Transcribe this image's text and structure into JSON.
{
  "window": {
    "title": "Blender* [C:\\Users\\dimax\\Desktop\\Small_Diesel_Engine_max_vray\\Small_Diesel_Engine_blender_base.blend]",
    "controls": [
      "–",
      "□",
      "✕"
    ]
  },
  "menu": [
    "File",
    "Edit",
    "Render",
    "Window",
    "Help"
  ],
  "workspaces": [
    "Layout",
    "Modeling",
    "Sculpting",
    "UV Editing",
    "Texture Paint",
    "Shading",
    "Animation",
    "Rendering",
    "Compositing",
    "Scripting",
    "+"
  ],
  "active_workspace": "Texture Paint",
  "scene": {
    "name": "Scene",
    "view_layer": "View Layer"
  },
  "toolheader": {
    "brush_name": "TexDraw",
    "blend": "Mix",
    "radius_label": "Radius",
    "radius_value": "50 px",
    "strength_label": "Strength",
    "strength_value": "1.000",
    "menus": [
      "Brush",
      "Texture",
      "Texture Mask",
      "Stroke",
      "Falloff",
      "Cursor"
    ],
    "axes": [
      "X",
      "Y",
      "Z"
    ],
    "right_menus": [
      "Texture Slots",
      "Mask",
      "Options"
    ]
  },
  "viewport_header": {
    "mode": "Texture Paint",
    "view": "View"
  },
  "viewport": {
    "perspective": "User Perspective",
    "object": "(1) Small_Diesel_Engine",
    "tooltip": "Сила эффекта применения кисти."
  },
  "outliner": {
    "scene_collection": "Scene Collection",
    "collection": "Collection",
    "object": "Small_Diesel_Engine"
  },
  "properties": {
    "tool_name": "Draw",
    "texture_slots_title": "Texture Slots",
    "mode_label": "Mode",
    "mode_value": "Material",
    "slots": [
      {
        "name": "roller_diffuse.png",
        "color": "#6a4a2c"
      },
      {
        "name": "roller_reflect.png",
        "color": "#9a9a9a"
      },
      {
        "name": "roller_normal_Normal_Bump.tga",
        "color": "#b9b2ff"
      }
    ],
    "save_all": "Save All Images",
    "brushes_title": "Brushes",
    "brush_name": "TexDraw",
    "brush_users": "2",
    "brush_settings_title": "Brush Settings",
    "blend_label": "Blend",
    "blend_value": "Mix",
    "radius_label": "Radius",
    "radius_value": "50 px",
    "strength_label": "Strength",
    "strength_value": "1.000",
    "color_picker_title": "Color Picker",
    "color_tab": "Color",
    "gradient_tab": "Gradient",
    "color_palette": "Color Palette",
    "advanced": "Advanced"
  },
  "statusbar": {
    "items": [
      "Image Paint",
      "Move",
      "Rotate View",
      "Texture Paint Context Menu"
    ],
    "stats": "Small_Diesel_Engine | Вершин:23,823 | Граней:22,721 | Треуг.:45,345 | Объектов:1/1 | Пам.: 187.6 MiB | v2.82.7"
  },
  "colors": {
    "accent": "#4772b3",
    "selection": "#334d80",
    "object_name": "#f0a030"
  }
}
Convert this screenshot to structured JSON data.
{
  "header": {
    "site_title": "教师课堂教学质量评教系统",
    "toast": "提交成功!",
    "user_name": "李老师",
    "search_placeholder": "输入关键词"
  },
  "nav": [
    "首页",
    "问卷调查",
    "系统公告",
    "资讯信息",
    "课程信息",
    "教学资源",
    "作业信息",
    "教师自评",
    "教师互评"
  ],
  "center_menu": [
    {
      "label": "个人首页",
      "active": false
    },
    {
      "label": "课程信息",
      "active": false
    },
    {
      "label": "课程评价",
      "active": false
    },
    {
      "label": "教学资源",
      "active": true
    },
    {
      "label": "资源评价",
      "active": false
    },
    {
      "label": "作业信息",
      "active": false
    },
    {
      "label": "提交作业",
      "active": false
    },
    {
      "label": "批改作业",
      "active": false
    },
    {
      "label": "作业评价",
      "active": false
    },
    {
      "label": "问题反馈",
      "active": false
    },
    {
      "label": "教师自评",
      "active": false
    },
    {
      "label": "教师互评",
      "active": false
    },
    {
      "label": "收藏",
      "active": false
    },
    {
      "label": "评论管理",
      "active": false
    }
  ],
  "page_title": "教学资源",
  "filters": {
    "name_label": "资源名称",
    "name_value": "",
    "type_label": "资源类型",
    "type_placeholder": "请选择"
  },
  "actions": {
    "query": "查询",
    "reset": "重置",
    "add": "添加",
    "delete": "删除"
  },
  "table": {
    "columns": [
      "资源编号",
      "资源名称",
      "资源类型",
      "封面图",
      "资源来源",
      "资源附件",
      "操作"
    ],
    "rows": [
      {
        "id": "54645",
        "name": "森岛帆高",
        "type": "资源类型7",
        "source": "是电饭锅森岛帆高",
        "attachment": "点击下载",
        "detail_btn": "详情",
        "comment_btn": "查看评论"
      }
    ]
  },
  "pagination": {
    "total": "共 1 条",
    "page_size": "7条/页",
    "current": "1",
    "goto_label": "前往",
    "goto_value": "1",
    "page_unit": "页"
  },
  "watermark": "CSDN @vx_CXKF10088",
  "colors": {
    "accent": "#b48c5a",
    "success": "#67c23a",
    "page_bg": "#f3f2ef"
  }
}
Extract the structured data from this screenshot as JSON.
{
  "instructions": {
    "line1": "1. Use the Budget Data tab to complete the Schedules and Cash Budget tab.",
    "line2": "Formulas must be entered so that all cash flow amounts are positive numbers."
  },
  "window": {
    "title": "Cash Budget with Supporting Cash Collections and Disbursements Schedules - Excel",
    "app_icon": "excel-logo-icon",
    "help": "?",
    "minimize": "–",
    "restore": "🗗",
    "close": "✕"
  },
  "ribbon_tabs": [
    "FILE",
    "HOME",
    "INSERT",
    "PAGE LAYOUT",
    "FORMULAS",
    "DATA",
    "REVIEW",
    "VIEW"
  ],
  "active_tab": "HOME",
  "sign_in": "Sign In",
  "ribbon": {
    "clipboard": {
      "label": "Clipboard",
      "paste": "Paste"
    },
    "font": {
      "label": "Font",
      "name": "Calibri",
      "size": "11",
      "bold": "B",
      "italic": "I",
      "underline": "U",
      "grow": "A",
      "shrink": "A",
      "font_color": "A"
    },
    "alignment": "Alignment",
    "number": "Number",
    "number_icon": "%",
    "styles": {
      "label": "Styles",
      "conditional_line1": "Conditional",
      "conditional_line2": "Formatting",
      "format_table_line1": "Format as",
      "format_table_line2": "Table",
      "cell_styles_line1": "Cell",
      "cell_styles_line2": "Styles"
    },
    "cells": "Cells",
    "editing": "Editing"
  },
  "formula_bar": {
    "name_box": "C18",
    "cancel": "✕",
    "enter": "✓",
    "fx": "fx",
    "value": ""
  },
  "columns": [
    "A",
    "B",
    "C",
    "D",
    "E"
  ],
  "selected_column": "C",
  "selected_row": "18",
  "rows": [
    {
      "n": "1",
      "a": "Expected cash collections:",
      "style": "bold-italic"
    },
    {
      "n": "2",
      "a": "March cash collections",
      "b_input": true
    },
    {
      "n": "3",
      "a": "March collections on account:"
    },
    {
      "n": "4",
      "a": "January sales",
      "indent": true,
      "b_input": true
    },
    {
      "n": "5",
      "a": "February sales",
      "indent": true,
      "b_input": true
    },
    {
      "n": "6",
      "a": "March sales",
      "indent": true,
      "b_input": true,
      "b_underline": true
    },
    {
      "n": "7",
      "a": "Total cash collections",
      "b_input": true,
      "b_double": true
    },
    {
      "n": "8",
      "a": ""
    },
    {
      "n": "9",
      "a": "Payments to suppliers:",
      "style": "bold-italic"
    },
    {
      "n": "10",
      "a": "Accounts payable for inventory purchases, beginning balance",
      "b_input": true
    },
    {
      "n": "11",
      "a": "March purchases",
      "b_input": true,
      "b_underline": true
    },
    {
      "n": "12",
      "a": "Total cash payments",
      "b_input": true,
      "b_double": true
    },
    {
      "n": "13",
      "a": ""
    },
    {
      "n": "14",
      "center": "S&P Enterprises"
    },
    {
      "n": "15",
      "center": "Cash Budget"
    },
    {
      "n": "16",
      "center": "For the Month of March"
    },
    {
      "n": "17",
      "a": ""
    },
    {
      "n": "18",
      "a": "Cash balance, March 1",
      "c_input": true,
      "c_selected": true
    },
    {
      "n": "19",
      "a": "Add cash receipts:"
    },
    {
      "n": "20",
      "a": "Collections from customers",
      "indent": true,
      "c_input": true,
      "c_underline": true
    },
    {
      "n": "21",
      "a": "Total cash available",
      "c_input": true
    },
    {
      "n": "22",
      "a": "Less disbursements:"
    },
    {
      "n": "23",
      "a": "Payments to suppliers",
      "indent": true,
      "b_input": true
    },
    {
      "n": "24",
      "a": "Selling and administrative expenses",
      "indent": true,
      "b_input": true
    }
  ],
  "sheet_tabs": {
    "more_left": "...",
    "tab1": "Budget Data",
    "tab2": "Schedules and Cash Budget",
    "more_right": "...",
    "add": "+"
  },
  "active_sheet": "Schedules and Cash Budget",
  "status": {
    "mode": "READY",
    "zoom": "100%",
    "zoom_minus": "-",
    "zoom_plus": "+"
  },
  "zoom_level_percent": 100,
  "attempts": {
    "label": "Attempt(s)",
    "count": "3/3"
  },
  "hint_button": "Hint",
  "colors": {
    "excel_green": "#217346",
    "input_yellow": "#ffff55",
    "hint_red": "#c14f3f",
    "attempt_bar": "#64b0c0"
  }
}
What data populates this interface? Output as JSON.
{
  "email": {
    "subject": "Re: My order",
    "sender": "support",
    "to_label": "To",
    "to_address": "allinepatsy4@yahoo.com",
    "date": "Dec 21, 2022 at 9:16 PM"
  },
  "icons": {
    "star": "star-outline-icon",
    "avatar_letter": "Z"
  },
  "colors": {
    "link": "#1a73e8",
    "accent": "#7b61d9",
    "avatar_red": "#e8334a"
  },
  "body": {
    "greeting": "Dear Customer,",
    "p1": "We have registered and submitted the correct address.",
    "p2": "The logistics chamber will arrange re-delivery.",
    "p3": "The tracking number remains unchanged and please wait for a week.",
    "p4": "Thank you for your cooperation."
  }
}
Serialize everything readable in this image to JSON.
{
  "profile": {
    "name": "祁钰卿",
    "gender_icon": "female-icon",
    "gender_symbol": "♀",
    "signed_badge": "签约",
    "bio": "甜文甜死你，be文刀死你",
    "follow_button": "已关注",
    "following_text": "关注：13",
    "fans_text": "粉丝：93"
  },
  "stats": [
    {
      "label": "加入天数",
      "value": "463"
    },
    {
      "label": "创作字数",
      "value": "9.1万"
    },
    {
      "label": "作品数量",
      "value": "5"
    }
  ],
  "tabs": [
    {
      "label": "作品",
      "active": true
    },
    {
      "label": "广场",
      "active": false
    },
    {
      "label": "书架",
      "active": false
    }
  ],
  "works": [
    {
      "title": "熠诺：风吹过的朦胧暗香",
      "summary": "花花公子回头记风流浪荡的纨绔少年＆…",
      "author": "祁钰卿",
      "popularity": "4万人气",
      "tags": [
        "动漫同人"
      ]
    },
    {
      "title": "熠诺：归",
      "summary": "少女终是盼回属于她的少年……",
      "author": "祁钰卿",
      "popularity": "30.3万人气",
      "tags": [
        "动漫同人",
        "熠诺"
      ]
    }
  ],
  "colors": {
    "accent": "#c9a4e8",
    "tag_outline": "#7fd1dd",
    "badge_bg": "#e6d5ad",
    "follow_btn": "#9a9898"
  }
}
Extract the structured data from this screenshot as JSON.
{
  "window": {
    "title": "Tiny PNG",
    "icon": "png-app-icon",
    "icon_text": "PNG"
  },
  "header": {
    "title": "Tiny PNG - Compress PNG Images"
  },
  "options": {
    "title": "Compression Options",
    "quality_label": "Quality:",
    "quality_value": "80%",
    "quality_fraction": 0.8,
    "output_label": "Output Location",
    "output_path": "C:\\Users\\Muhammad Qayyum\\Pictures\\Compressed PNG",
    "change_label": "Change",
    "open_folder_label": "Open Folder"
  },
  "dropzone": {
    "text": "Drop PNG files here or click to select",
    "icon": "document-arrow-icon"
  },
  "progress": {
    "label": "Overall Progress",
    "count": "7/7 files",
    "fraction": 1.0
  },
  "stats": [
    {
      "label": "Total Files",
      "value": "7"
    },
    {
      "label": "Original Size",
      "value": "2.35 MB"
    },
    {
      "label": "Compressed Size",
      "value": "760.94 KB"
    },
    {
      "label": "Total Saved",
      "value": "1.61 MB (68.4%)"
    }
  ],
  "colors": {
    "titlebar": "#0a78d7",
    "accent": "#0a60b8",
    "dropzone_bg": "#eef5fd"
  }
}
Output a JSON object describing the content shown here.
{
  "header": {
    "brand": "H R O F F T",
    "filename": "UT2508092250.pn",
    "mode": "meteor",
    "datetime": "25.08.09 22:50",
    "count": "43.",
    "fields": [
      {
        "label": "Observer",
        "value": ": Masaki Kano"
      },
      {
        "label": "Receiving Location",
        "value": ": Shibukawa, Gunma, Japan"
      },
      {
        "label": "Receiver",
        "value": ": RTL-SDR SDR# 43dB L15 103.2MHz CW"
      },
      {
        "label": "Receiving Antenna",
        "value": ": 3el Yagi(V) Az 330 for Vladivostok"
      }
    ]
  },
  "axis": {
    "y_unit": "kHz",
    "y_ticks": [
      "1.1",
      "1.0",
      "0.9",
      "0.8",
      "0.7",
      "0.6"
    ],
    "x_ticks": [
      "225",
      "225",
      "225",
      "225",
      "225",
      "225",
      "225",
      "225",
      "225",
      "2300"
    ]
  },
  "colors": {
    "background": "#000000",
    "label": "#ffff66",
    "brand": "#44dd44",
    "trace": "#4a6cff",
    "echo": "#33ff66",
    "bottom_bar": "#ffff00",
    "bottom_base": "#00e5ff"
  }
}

━━━━━━━━━━━━━━━━

_YOUR INSTRUCTIONS_
Read the lines above. Gather those in which the string "Schedules" is found.

_SOLUTION_
    "line1": "1. Use the Budget Data tab to complete the Schedules and Cash Budget tab.",
    "title": "Cash Budget with Supporting Cash Collections and Disbursements Schedules - Excel",
    "tab2": "Schedules and Cash Budget",
  "active_sheet": "Schedules and Cash Budget",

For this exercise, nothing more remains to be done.